• **Challenge**: Can you copy out every line of the data below word for word, leaving the pictures out of your answer?

• **Data**:
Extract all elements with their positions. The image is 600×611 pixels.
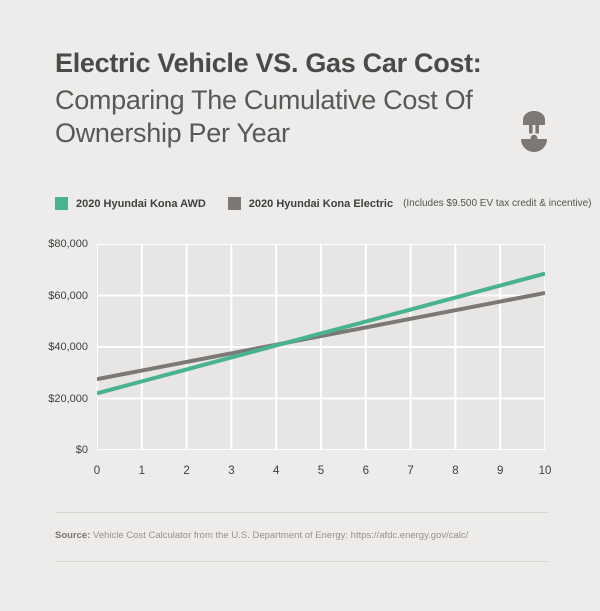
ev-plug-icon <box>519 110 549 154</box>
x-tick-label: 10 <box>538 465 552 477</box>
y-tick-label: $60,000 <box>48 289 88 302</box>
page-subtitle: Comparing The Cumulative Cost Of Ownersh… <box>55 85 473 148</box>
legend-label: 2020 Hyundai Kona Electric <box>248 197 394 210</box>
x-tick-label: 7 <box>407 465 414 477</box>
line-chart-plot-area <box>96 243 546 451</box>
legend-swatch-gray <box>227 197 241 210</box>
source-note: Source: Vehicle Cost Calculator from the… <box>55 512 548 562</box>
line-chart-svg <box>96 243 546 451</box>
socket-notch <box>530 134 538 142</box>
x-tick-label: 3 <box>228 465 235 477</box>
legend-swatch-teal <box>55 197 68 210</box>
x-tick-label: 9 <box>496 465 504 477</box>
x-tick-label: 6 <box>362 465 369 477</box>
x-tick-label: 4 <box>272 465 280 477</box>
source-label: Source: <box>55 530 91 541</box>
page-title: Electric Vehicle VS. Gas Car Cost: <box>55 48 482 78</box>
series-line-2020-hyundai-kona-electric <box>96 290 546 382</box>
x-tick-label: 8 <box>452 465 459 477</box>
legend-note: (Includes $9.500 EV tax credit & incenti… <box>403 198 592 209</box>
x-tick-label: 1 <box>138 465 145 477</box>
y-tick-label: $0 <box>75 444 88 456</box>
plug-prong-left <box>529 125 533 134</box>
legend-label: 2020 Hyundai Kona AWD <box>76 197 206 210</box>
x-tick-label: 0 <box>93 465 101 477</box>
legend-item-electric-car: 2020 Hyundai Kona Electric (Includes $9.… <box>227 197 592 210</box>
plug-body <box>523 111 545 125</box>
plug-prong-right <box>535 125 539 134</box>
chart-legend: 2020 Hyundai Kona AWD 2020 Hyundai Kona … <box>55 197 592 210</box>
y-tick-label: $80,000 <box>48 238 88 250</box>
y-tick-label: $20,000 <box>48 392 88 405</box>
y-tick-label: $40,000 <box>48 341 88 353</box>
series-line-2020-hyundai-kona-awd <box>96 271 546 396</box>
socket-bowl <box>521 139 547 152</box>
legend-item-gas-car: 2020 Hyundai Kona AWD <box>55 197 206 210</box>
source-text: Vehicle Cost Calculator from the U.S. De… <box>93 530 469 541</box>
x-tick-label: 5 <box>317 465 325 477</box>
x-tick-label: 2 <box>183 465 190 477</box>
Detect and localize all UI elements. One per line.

• **Exercise response**:
Extract all elements with their positions. The image is 600×611 pixels.
ev-plug-icon <box>519 110 549 154</box>
x-tick-label: 10 <box>538 465 552 477</box>
y-tick-label: $60,000 <box>48 289 88 302</box>
page-subtitle: Comparing The Cumulative Cost Of Ownersh… <box>55 85 473 148</box>
legend-label: 2020 Hyundai Kona Electric <box>248 197 394 210</box>
x-tick-label: 7 <box>407 465 414 477</box>
line-chart-plot-area <box>96 243 546 451</box>
legend-swatch-gray <box>227 197 241 210</box>
source-note: Source: Vehicle Cost Calculator from the… <box>55 512 548 562</box>
line-chart-svg <box>96 243 546 451</box>
socket-notch <box>530 134 538 142</box>
x-tick-label: 3 <box>228 465 235 477</box>
legend-swatch-teal <box>55 197 68 210</box>
x-tick-label: 9 <box>496 465 504 477</box>
x-tick-label: 6 <box>362 465 369 477</box>
x-tick-label: 4 <box>272 465 280 477</box>
source-label: Source: <box>55 530 91 541</box>
page-title: Electric Vehicle VS. Gas Car Cost: <box>55 48 482 78</box>
series-line-2020-hyundai-kona-electric <box>96 290 546 382</box>
x-tick-label: 8 <box>452 465 459 477</box>
legend-note: (Includes $9.500 EV tax credit & incenti… <box>403 198 592 209</box>
x-tick-label: 1 <box>138 465 145 477</box>
y-tick-label: $0 <box>75 444 88 456</box>
plug-prong-left <box>529 125 533 134</box>
legend-label: 2020 Hyundai Kona AWD <box>76 197 206 210</box>
x-tick-label: 0 <box>93 465 101 477</box>
legend-item-electric-car: 2020 Hyundai Kona Electric (Includes $9.… <box>227 197 592 210</box>
plug-body <box>523 111 545 125</box>
plug-prong-right <box>535 125 539 134</box>
chart-legend: 2020 Hyundai Kona AWD 2020 Hyundai Kona … <box>55 197 592 210</box>
y-tick-label: $80,000 <box>48 238 88 250</box>
y-tick-label: $20,000 <box>48 392 88 405</box>
y-tick-label: $40,000 <box>48 341 88 353</box>
series-line-2020-hyundai-kona-awd <box>96 271 546 396</box>
socket-bowl <box>521 139 547 152</box>
legend-item-gas-car: 2020 Hyundai Kona AWD <box>55 197 206 210</box>
source-text: Vehicle Cost Calculator from the U.S. De… <box>93 530 469 541</box>
x-tick-label: 5 <box>317 465 325 477</box>
x-tick-label: 2 <box>183 465 190 477</box>
Detect and localize all UI elements. One per line.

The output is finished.